Short task: Extract every line that includes the string "Centro".

Extracted entries:
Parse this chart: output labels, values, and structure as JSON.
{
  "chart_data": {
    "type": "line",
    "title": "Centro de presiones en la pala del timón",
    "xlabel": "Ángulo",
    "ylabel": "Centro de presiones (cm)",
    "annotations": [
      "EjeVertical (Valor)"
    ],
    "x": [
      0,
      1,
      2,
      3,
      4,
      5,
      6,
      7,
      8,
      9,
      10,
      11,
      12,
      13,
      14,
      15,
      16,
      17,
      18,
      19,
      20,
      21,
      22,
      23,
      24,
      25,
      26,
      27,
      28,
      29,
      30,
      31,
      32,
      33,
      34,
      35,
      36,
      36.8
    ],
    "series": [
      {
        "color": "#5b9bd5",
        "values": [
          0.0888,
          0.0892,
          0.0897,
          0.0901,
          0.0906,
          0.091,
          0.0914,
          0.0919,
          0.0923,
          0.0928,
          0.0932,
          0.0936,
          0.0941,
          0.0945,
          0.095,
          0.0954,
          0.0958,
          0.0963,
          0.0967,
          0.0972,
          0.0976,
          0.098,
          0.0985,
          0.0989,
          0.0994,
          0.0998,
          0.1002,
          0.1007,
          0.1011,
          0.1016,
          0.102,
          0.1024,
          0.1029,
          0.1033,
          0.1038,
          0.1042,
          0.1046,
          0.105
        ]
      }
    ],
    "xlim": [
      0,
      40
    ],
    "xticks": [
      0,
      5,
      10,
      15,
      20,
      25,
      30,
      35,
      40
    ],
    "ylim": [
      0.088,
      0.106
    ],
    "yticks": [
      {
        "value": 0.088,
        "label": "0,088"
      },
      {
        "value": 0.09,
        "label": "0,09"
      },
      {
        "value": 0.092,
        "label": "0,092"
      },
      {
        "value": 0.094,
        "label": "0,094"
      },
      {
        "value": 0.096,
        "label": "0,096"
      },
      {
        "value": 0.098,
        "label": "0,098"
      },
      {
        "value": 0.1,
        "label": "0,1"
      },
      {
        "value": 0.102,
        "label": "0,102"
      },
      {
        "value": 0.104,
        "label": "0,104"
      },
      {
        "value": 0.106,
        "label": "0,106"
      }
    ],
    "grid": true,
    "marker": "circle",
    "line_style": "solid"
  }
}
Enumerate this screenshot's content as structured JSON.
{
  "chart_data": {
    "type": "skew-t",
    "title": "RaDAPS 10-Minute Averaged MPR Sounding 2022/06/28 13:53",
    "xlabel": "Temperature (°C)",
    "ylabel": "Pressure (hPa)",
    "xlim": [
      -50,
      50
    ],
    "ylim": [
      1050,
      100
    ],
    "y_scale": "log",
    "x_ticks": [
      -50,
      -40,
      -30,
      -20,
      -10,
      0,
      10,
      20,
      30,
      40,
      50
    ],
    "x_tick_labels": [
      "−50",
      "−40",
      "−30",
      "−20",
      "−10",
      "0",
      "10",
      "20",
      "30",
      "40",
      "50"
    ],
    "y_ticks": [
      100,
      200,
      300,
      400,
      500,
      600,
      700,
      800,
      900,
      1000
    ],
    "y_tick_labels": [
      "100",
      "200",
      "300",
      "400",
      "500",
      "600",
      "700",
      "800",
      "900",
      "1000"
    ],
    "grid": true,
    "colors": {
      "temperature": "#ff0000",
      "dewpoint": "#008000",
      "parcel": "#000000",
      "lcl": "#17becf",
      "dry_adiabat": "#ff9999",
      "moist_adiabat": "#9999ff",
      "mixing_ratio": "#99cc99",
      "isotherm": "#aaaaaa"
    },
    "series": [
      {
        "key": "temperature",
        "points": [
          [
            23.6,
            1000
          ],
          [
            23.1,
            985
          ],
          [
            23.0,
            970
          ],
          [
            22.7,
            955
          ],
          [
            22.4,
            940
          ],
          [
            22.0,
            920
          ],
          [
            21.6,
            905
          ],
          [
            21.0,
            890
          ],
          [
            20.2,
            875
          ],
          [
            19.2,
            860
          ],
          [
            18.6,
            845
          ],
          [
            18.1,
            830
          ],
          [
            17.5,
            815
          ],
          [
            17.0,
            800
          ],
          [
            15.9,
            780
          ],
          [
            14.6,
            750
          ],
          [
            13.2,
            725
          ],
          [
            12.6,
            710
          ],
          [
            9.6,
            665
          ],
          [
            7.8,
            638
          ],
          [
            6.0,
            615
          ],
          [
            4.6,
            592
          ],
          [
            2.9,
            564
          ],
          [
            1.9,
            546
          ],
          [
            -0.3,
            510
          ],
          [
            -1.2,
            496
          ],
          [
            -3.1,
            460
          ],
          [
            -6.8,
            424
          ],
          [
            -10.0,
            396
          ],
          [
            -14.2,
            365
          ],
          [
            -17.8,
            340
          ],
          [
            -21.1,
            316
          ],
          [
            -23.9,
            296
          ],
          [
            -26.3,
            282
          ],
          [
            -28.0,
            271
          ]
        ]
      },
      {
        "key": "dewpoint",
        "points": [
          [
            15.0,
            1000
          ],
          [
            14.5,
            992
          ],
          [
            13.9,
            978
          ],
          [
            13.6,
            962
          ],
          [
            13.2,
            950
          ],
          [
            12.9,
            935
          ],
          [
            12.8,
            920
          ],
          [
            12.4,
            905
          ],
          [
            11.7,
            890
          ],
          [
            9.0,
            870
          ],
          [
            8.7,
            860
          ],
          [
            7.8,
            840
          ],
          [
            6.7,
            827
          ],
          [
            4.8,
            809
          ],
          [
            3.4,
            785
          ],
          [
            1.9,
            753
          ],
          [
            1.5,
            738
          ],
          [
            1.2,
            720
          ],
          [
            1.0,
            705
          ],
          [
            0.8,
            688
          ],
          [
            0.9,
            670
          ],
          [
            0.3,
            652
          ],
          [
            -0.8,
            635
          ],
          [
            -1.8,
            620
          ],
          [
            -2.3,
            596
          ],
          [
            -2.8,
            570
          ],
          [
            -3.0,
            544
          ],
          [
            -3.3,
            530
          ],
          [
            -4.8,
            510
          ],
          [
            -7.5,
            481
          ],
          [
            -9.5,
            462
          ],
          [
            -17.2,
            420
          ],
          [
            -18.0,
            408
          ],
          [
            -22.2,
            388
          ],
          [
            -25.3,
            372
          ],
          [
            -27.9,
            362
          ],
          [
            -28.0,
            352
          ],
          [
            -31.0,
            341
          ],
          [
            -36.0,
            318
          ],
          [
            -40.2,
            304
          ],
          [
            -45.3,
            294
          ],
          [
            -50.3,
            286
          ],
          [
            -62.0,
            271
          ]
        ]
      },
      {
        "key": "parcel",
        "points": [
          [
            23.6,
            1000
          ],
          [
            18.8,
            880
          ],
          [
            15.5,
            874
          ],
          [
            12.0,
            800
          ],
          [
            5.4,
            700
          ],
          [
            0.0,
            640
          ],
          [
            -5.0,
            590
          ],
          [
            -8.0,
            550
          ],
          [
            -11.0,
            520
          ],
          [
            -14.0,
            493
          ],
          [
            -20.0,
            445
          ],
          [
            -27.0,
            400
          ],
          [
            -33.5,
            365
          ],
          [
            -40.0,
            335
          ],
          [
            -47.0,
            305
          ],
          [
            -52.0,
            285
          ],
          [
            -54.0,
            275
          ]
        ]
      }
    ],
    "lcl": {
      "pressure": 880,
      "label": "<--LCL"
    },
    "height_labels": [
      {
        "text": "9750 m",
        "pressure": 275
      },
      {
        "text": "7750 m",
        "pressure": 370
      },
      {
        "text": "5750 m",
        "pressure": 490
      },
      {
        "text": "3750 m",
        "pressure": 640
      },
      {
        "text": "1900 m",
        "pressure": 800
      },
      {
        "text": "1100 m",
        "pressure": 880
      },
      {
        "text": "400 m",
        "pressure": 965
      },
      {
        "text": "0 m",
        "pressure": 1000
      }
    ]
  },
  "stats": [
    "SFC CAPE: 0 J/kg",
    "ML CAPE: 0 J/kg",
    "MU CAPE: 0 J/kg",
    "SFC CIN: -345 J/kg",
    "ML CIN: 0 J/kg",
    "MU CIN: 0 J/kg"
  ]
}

Output for this task:
    "title": "Centro de presiones en la pala del timón",
    "ylabel": "Centro de presiones (cm)",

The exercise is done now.